Aim of the exercise.
Copy out each line that has "中胚叶造血期" in it.

── Data ──

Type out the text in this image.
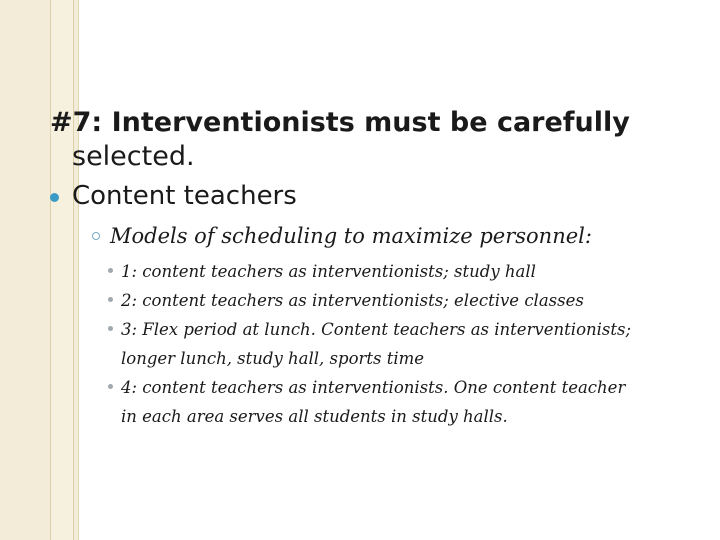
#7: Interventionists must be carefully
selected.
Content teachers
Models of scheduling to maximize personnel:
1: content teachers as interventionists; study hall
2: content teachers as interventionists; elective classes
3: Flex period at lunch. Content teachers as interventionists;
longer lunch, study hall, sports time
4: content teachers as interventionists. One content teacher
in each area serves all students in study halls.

───
── Data ──

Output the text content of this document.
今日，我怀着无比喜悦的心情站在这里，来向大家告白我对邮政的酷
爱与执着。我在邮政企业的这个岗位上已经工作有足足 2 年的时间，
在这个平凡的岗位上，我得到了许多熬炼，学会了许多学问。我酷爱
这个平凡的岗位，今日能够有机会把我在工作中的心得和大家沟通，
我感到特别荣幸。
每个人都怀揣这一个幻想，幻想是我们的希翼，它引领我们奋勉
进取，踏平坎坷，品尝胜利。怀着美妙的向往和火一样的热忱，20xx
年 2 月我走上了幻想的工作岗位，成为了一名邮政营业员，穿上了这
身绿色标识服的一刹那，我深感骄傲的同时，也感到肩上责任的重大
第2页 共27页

───
── Data ──

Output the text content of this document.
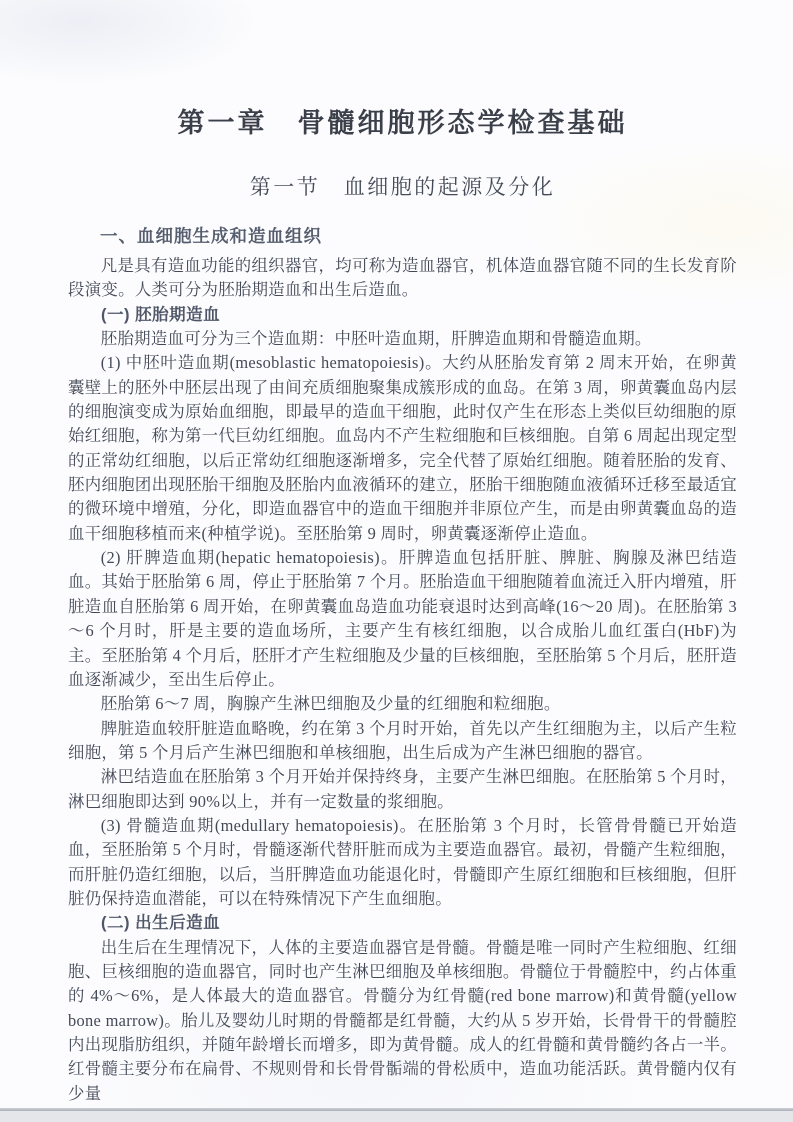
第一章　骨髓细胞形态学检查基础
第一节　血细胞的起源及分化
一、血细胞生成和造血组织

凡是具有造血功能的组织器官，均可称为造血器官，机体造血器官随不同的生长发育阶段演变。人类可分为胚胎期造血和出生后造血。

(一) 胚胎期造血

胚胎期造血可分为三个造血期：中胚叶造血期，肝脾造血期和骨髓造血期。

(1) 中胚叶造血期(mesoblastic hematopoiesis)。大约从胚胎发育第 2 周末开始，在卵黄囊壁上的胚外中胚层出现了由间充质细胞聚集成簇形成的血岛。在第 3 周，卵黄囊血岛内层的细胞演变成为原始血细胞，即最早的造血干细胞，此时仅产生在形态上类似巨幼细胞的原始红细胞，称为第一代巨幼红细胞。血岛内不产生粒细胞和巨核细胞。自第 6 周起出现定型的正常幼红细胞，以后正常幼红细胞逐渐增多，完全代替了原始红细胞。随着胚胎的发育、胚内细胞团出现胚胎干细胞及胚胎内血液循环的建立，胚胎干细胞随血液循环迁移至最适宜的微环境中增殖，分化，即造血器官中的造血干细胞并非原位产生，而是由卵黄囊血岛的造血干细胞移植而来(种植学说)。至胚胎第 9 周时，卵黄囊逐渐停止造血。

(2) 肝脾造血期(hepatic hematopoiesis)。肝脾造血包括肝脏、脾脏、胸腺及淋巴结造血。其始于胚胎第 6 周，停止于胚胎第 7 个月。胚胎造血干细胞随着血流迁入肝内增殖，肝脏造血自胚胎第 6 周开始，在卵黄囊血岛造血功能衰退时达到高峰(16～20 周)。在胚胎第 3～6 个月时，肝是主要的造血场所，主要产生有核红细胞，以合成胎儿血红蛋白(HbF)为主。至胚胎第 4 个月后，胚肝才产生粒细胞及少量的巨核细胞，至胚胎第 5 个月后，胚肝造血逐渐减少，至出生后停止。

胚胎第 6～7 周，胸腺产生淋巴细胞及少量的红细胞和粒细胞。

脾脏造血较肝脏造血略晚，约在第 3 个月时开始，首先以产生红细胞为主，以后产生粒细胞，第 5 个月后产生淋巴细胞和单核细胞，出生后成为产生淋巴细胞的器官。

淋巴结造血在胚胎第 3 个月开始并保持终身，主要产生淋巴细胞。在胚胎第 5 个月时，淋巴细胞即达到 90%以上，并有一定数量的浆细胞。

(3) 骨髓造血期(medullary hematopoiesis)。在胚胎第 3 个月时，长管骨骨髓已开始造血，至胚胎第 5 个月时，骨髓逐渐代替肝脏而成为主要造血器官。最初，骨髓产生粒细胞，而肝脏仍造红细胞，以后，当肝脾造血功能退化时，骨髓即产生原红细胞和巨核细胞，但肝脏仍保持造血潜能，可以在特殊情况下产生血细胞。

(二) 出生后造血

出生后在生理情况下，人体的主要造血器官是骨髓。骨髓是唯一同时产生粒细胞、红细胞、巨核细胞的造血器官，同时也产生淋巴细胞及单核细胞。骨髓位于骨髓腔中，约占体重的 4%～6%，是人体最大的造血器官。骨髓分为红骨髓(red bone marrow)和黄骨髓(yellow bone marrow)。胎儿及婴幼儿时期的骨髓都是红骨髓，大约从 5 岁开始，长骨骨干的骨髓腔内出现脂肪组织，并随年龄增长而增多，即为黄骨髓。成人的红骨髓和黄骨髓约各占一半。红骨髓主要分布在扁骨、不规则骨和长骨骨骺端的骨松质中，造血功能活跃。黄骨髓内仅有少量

───

Written response.
胚胎期造血可分为三个造血期：中胚叶造血期，肝脾造血期和骨髓造血期。
(1) 中胚叶造血期(mesoblastic hematopoiesis)。大约从胚胎发育第 2 周末开始，在卵黄囊壁上的胚外中胚层出现了由间充质细胞聚集成簇形成的血岛。在第 3 周，卵黄囊血岛内层的细胞演变成为原始血细胞，即最早的造血干细胞，此时仅产生在形态上类似巨幼细胞的原始红细胞，称为第一代巨幼红细胞。血岛内不产生粒细胞和巨核细胞。自第 6 周起出现定型的正常幼红细胞，以后正常幼红细胞逐渐增多，完全代替了原始红细胞。随着胚胎的发育、胚内细胞团出现胚胎干细胞及胚胎内血液循环的建立，胚胎干细胞随血液循环迁移至最适宜的微环境中增殖，分化，即造血器官中的造血干细胞并非原位产生，而是由卵黄囊血岛的造血干细胞移植而来(种植学说)。至胚胎第 9 周时，卵黄囊逐渐停止造血。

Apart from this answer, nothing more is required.